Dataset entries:
--*--

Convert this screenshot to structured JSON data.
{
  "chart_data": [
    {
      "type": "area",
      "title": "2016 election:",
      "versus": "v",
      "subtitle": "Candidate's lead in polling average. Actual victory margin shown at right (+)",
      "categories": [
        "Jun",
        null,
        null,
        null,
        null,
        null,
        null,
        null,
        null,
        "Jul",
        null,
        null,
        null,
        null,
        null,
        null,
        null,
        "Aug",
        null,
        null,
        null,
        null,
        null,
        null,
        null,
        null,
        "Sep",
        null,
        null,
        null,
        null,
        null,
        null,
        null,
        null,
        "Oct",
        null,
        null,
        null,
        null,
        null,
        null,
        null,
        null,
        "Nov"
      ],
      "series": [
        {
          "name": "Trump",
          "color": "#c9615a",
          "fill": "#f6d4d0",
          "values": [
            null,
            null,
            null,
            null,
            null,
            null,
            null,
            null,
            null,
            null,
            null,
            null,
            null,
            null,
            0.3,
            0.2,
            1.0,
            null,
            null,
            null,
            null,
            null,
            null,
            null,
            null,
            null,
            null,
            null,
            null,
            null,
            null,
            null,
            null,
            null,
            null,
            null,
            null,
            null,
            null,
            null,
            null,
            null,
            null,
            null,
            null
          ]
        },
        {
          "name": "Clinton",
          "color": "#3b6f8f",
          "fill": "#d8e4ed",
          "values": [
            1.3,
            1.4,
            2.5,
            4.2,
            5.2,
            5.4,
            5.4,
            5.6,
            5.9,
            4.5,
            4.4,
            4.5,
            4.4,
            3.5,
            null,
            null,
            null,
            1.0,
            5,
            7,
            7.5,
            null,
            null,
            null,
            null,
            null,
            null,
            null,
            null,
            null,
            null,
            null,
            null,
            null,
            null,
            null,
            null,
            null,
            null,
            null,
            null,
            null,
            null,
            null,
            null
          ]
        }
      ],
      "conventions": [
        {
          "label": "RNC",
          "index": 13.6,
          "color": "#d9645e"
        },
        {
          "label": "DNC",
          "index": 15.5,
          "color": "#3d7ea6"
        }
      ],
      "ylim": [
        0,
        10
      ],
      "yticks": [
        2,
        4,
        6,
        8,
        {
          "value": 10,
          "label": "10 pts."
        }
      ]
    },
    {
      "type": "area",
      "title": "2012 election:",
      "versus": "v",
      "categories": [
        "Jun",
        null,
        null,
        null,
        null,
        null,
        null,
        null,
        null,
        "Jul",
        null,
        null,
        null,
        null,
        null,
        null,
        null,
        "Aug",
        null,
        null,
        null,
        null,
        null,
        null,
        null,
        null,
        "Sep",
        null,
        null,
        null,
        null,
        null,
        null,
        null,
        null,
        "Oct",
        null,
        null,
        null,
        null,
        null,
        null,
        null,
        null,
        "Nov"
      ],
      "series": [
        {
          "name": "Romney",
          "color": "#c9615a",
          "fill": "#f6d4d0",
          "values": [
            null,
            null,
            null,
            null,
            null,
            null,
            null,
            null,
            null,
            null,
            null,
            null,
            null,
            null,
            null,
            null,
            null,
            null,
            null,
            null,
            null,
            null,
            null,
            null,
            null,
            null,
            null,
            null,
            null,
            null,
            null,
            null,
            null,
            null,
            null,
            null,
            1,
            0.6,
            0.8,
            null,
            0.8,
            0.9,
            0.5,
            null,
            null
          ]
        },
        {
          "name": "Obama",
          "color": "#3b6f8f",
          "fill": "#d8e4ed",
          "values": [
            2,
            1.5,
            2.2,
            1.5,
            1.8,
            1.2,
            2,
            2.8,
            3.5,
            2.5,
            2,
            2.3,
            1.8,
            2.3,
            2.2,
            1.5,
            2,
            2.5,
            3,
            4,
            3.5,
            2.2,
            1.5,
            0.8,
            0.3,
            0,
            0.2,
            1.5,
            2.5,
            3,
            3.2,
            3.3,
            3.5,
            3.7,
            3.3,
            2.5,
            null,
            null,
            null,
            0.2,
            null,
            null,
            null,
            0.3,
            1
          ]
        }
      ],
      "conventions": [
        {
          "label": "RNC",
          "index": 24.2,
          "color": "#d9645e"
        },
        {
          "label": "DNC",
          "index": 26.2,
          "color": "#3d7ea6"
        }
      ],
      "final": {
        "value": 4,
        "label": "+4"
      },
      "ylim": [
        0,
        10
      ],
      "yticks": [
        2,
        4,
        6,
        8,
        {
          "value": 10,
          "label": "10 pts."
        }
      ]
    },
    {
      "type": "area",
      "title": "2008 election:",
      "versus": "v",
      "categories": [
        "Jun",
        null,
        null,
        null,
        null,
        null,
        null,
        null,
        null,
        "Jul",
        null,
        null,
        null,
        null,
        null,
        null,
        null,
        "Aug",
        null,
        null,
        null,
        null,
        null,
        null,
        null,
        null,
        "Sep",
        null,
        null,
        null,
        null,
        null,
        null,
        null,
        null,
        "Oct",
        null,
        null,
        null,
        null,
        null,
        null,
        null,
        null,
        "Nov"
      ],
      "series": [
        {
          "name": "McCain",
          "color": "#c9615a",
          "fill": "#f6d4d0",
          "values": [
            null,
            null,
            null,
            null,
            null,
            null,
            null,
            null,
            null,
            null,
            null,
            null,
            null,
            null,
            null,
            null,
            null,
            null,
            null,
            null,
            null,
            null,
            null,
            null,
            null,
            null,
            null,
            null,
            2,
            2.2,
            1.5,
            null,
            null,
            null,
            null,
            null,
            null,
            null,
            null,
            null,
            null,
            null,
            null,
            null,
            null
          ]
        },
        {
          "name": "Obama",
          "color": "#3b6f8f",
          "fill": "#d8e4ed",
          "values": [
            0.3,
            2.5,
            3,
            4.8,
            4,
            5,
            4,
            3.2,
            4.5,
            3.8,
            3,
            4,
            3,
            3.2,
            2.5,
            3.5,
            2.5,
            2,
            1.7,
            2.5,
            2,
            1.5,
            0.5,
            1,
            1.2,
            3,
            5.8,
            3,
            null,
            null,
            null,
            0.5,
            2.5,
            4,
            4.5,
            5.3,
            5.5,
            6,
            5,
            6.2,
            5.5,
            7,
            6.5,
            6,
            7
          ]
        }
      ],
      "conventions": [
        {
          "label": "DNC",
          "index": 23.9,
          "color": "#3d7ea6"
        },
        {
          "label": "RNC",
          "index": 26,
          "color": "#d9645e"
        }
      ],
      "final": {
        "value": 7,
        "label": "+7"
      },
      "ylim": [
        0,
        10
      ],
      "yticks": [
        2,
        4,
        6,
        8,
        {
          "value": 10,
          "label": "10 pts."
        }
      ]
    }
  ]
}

--*--

Please reproduce the entire listing, exactly as shown.

Convert this screenshot to structured JSON data.
{
  "chart_data": [
    {
      "type": "area",
      "title": "2016 election:",
      "versus": "v",
      "subtitle": "Candidate's lead in polling average. Actual victory margin shown at right (+)",
      "categories": [
        "Jun",
        null,
        null,
        null,
        null,
        null,
        null,
        null,
        null,
        "Jul",
        null,
        null,
        null,
        null,
        null,
        null,
        null,
        "Aug",
        null,
        null,
        null,
        null,
        null,
        null,
        null,
        null,
        "Sep",
        null,
        null,
        null,
        null,
        null,
        null,
        null,
        null,
        "Oct",
        null,
        null,
        null,
        null,
        null,
        null,
        null,
        null,
        "Nov"
      ],
      "series": [
        {
          "name": "Trump",
          "color": "#c9615a",
          "fill": "#f6d4d0",
          "values": [
            null,
            null,
            null,
            null,
            null,
            null,
            null,
            null,
            null,
            null,
            null,
            null,
            null,
            null,
            0.3,
            0.2,
            1.0,
            null,
            null,
            null,
            null,
            null,
            null,
            null,
            null,
            null,
            null,
            null,
            null,
            null,
            null,
            null,
            null,
            null,
            null,
            null,
            null,
            null,
            null,
            null,
            null,
            null,
            null,
            null,
            null
          ]
        },
        {
          "name": "Clinton",
          "color": "#3b6f8f",
          "fill": "#d8e4ed",
          "values": [
            1.3,
            1.4,
            2.5,
            4.2,
            5.2,
            5.4,
            5.4,
            5.6,
            5.9,
            4.5,
            4.4,
            4.5,
            4.4,
            3.5,
            null,
            null,
            null,
            1.0,
            5,
            7,
            7.5,
            null,
            null,
            null,
            null,
            null,
            null,
            null,
            null,
            null,
            null,
            null,
            null,
            null,
            null,
            null,
            null,
            null,
            null,
            null,
            null,
            null,
            null,
            null,
            null
          ]
        }
      ],
      "conventions": [
        {
          "label": "RNC",
          "index": 13.6,
          "color": "#d9645e"
        },
        {
          "label": "DNC",
          "index": 15.5,
          "color": "#3d7ea6"
        }
      ],
      "ylim": [
        0,
        10
      ],
      "yticks": [
        2,
        4,
        6,
        8,
        {
          "value": 10,
          "label": "10 pts."
        }
      ]
    },
    {
      "type": "area",
      "title": "2012 election:",
      "versus": "v",
      "categories": [
        "Jun",
        null,
        null,
        null,
        null,
        null,
        null,
        null,
        null,
        "Jul",
        null,
        null,
        null,
        null,
        null,
        null,
        null,
        "Aug",
        null,
        null,
        null,
        null,
        null,
        null,
        null,
        null,
        "Sep",
        null,
        null,
        null,
        null,
        null,
        null,
        null,
        null,
        "Oct",
        null,
        null,
        null,
        null,
        null,
        null,
        null,
        null,
        "Nov"
      ],
      "series": [
        {
          "name": "Romney",
          "color": "#c9615a",
          "fill": "#f6d4d0",
          "values": [
            null,
            null,
            null,
            null,
            null,
            null,
            null,
            null,
            null,
            null,
            null,
            null,
            null,
            null,
            null,
            null,
            null,
            null,
            null,
            null,
            null,
            null,
            null,
            null,
            null,
            null,
            null,
            null,
            null,
            null,
            null,
            null,
            null,
            null,
            null,
            null,
            1,
            0.6,
            0.8,
            null,
            0.8,
            0.9,
            0.5,
            null,
            null
          ]
        },
        {
          "name": "Obama",
          "color": "#3b6f8f",
          "fill": "#d8e4ed",
          "values": [
            2,
            1.5,
            2.2,
            1.5,
            1.8,
            1.2,
            2,
            2.8,
            3.5,
            2.5,
            2,
            2.3,
            1.8,
            2.3,
            2.2,
            1.5,
            2,
            2.5,
            3,
            4,
            3.5,
            2.2,
            1.5,
            0.8,
            0.3,
            0,
            0.2,
            1.5,
            2.5,
            3,
            3.2,
            3.3,
            3.5,
            3.7,
            3.3,
            2.5,
            null,
            null,
            null,
            0.2,
            null,
            null,
            null,
            0.3,
            1
          ]
        }
      ],
      "conventions": [
        {
          "label": "RNC",
          "index": 24.2,
          "color": "#d9645e"
        },
        {
          "label": "DNC",
          "index": 26.2,
          "color": "#3d7ea6"
        }
      ],
      "final": {
        "value": 4,
        "label": "+4"
      },
      "ylim": [
        0,
        10
      ],
      "yticks": [
        2,
        4,
        6,
        8,
        {
          "value": 10,
          "label": "10 pts."
        }
      ]
    },
    {
      "type": "area",
      "title": "2008 election:",
      "versus": "v",
      "categories": [
        "Jun",
        null,
        null,
        null,
        null,
        null,
        null,
        null,
        null,
        "Jul",
        null,
        null,
        null,
        null,
        null,
        null,
        null,
        "Aug",
        null,
        null,
        null,
        null,
        null,
        null,
        null,
        null,
        "Sep",
        null,
        null,
        null,
        null,
        null,
        null,
        null,
        null,
        "Oct",
        null,
        null,
        null,
        null,
        null,
        null,
        null,
        null,
        "Nov"
      ],
      "series": [
        {
          "name": "McCain",
          "color": "#c9615a",
          "fill": "#f6d4d0",
          "values": [
            null,
            null,
            null,
            null,
            null,
            null,
            null,
            null,
            null,
            null,
            null,
            null,
            null,
            null,
            null,
            null,
            null,
            null,
            null,
            null,
            null,
            null,
            null,
            null,
            null,
            null,
            null,
            null,
            2,
            2.2,
            1.5,
            null,
            null,
            null,
            null,
            null,
            null,
            null,
            null,
            null,
            null,
            null,
            null,
            null,
            null
          ]
        },
        {
          "name": "Obama",
          "color": "#3b6f8f",
          "fill": "#d8e4ed",
          "values": [
            0.3,
            2.5,
            3,
            4.8,
            4,
            5,
            4,
            3.2,
            4.5,
            3.8,
            3,
            4,
            3,
            3.2,
            2.5,
            3.5,
            2.5,
            2,
            1.7,
            2.5,
            2,
            1.5,
            0.5,
            1,
            1.2,
            3,
            5.8,
            3,
            null,
            null,
            null,
            0.5,
            2.5,
            4,
            4.5,
            5.3,
            5.5,
            6,
            5,
            6.2,
            5.5,
            7,
            6.5,
            6,
            7
          ]
        }
      ],
      "conventions": [
        {
          "label": "DNC",
          "index": 23.9,
          "color": "#3d7ea6"
        },
        {
          "label": "RNC",
          "index": 26,
          "color": "#d9645e"
        }
      ],
      "final": {
        "value": 7,
        "label": "+7"
      },
      "ylim": [
        0,
        10
      ],
      "yticks": [
        2,
        4,
        6,
        8,
        {
          "value": 10,
          "label": "10 pts."
        }
      ]
    }
  ]
}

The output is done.